▶ Directive
Where does the string "Pozostali" appear in the records? Copy every line that contains it.

▶ Provided data
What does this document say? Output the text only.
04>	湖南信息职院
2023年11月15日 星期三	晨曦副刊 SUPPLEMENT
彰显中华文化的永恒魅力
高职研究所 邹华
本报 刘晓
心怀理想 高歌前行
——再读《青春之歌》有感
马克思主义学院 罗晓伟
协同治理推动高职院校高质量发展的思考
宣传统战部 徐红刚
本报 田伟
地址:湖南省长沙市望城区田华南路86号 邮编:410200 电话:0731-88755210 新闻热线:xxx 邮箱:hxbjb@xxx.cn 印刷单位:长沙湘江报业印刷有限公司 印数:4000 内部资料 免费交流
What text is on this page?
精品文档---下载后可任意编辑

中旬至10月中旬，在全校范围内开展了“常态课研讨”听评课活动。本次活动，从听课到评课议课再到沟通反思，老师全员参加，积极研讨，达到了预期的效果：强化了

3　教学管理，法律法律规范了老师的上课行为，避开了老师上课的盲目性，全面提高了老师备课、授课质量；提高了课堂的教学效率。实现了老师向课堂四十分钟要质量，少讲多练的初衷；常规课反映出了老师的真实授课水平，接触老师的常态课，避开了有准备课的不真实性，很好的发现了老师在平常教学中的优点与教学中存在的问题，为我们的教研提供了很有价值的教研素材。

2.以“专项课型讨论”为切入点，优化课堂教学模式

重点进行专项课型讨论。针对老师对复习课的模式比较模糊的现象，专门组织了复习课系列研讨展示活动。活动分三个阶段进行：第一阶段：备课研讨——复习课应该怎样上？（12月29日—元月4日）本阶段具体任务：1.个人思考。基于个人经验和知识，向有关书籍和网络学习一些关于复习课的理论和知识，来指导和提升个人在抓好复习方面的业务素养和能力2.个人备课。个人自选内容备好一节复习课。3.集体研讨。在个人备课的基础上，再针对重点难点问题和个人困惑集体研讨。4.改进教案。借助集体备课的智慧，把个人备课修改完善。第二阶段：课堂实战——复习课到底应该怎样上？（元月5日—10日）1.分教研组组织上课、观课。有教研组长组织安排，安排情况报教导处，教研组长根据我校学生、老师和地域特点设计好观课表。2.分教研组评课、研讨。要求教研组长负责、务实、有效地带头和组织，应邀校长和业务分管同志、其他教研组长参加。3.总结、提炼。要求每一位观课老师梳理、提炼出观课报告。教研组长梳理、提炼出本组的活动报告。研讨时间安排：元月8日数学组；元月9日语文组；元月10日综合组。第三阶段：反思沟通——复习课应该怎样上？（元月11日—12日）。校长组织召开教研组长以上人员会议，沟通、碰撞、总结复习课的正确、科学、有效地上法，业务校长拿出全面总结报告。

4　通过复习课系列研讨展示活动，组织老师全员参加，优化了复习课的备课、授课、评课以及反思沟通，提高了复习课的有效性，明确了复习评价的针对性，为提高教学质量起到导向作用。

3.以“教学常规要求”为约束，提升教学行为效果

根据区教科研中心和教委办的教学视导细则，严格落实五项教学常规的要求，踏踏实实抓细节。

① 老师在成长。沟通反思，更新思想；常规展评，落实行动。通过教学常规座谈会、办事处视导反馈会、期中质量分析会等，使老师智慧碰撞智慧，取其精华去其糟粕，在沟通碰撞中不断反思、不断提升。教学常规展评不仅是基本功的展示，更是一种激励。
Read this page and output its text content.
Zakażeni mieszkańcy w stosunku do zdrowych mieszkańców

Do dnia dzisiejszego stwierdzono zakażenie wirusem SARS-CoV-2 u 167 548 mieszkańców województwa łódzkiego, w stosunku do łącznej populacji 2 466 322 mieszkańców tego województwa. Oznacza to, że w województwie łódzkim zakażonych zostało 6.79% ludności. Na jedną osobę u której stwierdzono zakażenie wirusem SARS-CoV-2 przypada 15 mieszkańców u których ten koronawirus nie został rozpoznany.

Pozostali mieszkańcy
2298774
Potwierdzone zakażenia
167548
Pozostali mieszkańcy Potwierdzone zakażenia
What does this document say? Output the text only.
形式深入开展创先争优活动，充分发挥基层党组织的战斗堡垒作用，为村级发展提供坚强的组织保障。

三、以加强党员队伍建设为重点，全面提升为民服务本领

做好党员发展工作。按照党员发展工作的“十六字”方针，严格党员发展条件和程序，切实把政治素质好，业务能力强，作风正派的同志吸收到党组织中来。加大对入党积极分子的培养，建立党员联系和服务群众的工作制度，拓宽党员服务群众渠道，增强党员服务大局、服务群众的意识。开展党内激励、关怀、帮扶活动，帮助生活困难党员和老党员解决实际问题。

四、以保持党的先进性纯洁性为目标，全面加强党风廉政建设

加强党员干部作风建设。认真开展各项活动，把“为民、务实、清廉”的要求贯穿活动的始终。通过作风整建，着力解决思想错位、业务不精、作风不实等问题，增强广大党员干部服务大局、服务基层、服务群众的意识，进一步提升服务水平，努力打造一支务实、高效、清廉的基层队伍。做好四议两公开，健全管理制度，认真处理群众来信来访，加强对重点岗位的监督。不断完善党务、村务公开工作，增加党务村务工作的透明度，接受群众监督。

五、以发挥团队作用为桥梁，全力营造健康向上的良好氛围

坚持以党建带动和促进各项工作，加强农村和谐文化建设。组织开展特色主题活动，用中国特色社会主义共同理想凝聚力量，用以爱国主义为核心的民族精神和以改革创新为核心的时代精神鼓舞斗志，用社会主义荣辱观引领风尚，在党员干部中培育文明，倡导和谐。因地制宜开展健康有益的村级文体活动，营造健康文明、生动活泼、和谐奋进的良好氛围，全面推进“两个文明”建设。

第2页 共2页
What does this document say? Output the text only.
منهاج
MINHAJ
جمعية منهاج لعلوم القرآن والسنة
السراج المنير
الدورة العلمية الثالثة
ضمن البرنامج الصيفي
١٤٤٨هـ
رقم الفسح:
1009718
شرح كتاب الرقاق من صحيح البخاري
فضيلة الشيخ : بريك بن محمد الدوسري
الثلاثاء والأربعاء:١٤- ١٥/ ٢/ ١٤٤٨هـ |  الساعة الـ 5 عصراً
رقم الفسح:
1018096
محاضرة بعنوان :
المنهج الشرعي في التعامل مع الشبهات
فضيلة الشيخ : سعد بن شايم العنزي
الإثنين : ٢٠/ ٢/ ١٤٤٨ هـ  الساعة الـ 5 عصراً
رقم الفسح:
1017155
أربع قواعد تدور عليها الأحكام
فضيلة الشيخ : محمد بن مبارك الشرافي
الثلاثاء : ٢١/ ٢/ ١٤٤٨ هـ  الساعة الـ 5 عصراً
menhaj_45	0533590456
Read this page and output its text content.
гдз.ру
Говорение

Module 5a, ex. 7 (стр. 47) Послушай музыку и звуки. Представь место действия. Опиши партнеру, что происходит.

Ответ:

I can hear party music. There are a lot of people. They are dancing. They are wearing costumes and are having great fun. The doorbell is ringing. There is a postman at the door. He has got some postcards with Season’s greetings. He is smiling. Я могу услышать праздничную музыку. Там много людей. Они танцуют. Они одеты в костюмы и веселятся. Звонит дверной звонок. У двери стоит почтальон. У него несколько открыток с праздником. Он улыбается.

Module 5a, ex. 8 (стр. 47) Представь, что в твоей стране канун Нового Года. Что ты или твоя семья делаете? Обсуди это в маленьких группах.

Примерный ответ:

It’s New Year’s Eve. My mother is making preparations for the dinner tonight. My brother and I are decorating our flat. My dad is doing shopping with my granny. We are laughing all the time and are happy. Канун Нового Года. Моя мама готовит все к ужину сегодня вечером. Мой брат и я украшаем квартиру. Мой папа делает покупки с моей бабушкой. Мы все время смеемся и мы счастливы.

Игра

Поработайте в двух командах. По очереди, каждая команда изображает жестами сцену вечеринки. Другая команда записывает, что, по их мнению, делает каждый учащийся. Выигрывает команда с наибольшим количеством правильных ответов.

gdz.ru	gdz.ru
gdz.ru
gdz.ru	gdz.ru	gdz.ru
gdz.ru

▶ Answer to the task
Pozostali mieszkańcy
Pozostali mieszkańcy Potwierdzone zakażenia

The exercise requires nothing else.